* Actividades propuestas *
(a) Resume en tres oraciones el fragmento sobre la postura de Uruguay y México ante Venezuela.
(b) Prolonga el fragmento sobre la postura de Uruguay y México ante Venezuela a partir de su última oración.

* Fragmento de lectura *
Por otra parte, están Uruguay y México. Ambos países han hecho un llamado al diálogo, sin posicionarse expresamente a favor o en contra del gobierno de Nicolás Maduro. De hecho, Montevideo fue sede de la primera reunión entre el Grupo de Contacto para abordar la situación venezolana, instancia apoyada por la ONU y que, además de Tabaré Vázquez, fue copresidida por Federica Mogherini, alta representante de la UE para Asuntos Exteriores y Política de Seguridad.
Con esta breve introducción general quisiera pasar a desmenuzar un poco más la situación, que puede interpretarse de varias maneras dependiendo de la ideología y las intenciones de cada uno.

* Registros presentados *

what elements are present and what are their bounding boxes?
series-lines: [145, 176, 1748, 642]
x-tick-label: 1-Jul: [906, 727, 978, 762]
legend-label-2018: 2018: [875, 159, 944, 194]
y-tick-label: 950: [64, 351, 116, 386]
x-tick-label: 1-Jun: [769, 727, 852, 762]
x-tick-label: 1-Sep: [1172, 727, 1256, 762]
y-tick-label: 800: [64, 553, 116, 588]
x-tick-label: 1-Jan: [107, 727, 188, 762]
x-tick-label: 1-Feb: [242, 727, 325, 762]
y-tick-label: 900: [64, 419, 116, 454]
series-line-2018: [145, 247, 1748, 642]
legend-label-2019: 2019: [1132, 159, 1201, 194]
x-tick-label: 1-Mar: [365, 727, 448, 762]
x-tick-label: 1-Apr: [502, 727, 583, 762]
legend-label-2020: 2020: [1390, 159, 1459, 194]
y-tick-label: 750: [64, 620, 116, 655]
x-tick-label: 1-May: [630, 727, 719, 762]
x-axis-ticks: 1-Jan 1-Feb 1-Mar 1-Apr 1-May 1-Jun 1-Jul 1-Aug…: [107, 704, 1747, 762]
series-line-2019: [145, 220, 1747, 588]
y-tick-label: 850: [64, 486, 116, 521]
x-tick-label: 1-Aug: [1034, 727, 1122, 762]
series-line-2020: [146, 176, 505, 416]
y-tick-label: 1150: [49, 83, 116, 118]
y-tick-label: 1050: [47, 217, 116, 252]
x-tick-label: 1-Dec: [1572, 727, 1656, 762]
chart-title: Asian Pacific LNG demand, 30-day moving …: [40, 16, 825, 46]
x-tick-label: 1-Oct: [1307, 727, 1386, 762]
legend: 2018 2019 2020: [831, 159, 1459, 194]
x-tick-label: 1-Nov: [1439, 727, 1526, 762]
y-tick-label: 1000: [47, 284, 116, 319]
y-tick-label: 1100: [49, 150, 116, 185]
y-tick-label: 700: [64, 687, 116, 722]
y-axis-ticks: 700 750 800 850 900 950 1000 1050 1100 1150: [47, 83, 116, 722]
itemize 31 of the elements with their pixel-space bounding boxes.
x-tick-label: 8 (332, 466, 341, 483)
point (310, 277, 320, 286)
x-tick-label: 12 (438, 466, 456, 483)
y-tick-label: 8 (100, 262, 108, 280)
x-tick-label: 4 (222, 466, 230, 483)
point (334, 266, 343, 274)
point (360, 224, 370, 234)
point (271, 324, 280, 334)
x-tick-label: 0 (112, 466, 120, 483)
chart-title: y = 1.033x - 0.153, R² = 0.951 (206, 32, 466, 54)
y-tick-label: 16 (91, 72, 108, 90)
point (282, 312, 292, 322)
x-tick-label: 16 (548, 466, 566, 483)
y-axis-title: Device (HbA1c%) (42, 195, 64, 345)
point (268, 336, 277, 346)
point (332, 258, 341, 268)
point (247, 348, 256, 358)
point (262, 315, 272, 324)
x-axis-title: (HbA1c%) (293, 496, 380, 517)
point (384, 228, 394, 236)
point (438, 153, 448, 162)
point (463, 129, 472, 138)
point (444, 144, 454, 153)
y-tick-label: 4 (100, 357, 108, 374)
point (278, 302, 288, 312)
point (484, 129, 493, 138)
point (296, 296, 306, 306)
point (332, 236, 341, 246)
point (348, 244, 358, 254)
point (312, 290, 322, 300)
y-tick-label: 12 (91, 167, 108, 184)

* Soluciones *
(a) Uruguay y México han hecho un llamado al diálogo sin posicionarse expresamente a favor o en contra del gobierno de Nicolás Maduro. Montevideo fue sede de la primera reunión del Grupo de Contacto sobre la situación venezolana, una instancia apoyada por la ONU y copresidida por Tabaré Vázquez y Federica Mogherini, alta representante de la UE para Asuntos Exteriores y Política de Seguridad. Tras esa introducción, el texto se propone desmenuzar la situación, que puede interpretarse de varias maneras según la ideología y las intenciones de cada uno.

(b)
Nadie en su sano juicio (o con un conocimiento regular de la historia) negaría el papel que ha jugado Estados Unidos en el escenario global (por algo y para algo es una potencia mundial), defendiendo sus intereses y recurriendo a todo tipo de maniobras para imponer su voluntad. Si a esto se le suma que Venezuela es uno de los países que cuenta con mayores reservas de petróleo, además de innumerables y valiosísimos recursos naturales, los hechos parecen caer por su propio peso. Capítulo aparte merecería detallar lo que ha pasado con el precio del crudo en los últimos años: su notorio descenso ha debilitado al gobierno bolivariano y hecho mella en sus posibilidades económicas.
No está de más recordar también la nueva configuración política que está teniendo lugar en muchos países latinoamericanos: el anteriormente mencionado Grupo de Lima no puede definirse precisamente como una agrupación conformada por amantes del progresismo.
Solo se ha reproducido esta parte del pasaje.